## start DATA SUPPLIED
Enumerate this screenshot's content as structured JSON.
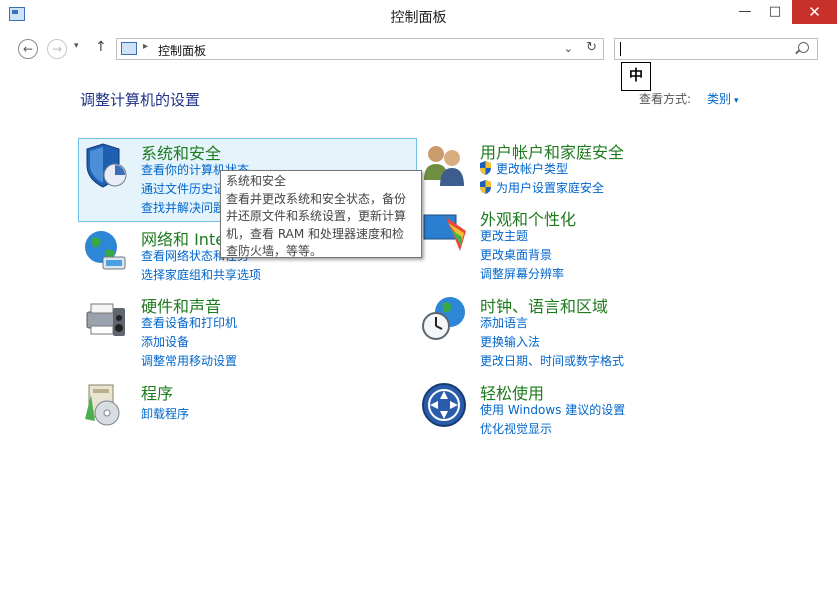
{
  "window": {
    "title": "控制面板",
    "controls": {
      "minimize": "—",
      "maximize": "□",
      "close": "✕"
    }
  },
  "nav": {
    "back": "←",
    "forward": "→",
    "recent": "▾",
    "up": "↑",
    "address": {
      "separator": "▸",
      "location": "控制面板",
      "dropdown": "⌄",
      "refresh": "↻"
    },
    "search": {
      "value": "",
      "placeholder": ""
    }
  },
  "ime": {
    "label": "中"
  },
  "page": {
    "heading": "调整计算机的设置",
    "view_by_label": "查看方式:",
    "view_by_value": "类别",
    "view_by_caret": "▾"
  },
  "categories": {
    "system_security": {
      "title": "系统和安全",
      "links": [
        "查看你的计算机状态",
        "通过文件历史记录保存你的文件备份副本",
        "查找并解决问题"
      ]
    },
    "network": {
      "title": "网络和 Internet",
      "links": [
        "查看网络状态和任务",
        "选择家庭组和共享选项"
      ]
    },
    "hardware": {
      "title": "硬件和声音",
      "links": [
        "查看设备和打印机",
        "添加设备",
        "调整常用移动设置"
      ]
    },
    "programs": {
      "title": "程序",
      "links": [
        "卸载程序"
      ]
    },
    "user_accounts": {
      "title": "用户帐户和家庭安全",
      "links": [
        "更改帐户类型",
        "为用户设置家庭安全"
      ]
    },
    "appearance": {
      "title": "外观和个性化",
      "links": [
        "更改主题",
        "更改桌面背景",
        "调整屏幕分辨率"
      ]
    },
    "clock_region": {
      "title": "时钟、语言和区域",
      "links": [
        "添加语言",
        "更换输入法",
        "更改日期、时间或数字格式"
      ]
    },
    "ease_of_access": {
      "title": "轻松使用",
      "links": [
        "使用 Windows 建议的设置",
        "优化视觉显示"
      ]
    }
  },
  "tooltip": {
    "title": "系统和安全",
    "body": "查看并更改系统和安全状态，备份并还原文件和系统设置，更新计算机，查看 RAM 和处理器速度和检查防火墙，等等。"
  },
  "colors": {
    "heading": "#1e3287",
    "category_title": "#1e7a1e",
    "link": "#0066cc",
    "hover_bg": "#e5f3fb",
    "hover_border": "#70c0e7",
    "close_button": "#c7312a"
  }
}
## end DATA SUPPLIED
:: DIRECTIONS ::
Send back the data above word for word, with the pictures left out.

:: COMPLETE OUTPUT ::
Enumerate this screenshot's content as structured JSON.
{
  "window": {
    "title": "控制面板",
    "controls": {
      "minimize": "—",
      "maximize": "□",
      "close": "✕"
    }
  },
  "nav": {
    "back": "←",
    "forward": "→",
    "recent": "▾",
    "up": "↑",
    "address": {
      "separator": "▸",
      "location": "控制面板",
      "dropdown": "⌄",
      "refresh": "↻"
    },
    "search": {
      "value": "",
      "placeholder": ""
    }
  },
  "ime": {
    "label": "中"
  },
  "page": {
    "heading": "调整计算机的设置",
    "view_by_label": "查看方式:",
    "view_by_value": "类别",
    "view_by_caret": "▾"
  },
  "categories": {
    "system_security": {
      "title": "系统和安全",
      "links": [
        "查看你的计算机状态",
        "通过文件历史记录保存你的文件备份副本",
        "查找并解决问题"
      ]
    },
    "network": {
      "title": "网络和 Internet",
      "links": [
        "查看网络状态和任务",
        "选择家庭组和共享选项"
      ]
    },
    "hardware": {
      "title": "硬件和声音",
      "links": [
        "查看设备和打印机",
        "添加设备",
        "调整常用移动设置"
      ]
    },
    "programs": {
      "title": "程序",
      "links": [
        "卸载程序"
      ]
    },
    "user_accounts": {
      "title": "用户帐户和家庭安全",
      "links": [
        "更改帐户类型",
        "为用户设置家庭安全"
      ]
    },
    "appearance": {
      "title": "外观和个性化",
      "links": [
        "更改主题",
        "更改桌面背景",
        "调整屏幕分辨率"
      ]
    },
    "clock_region": {
      "title": "时钟、语言和区域",
      "links": [
        "添加语言",
        "更换输入法",
        "更改日期、时间或数字格式"
      ]
    },
    "ease_of_access": {
      "title": "轻松使用",
      "links": [
        "使用 Windows 建议的设置",
        "优化视觉显示"
      ]
    }
  },
  "tooltip": {
    "title": "系统和安全",
    "body": "查看并更改系统和安全状态，备份并还原文件和系统设置，更新计算机，查看 RAM 和处理器速度和检查防火墙，等等。"
  },
  "colors": {
    "heading": "#1e3287",
    "category_title": "#1e7a1e",
    "link": "#0066cc",
    "hover_bg": "#e5f3fb",
    "hover_border": "#70c0e7",
    "close_button": "#c7312a"
  }
}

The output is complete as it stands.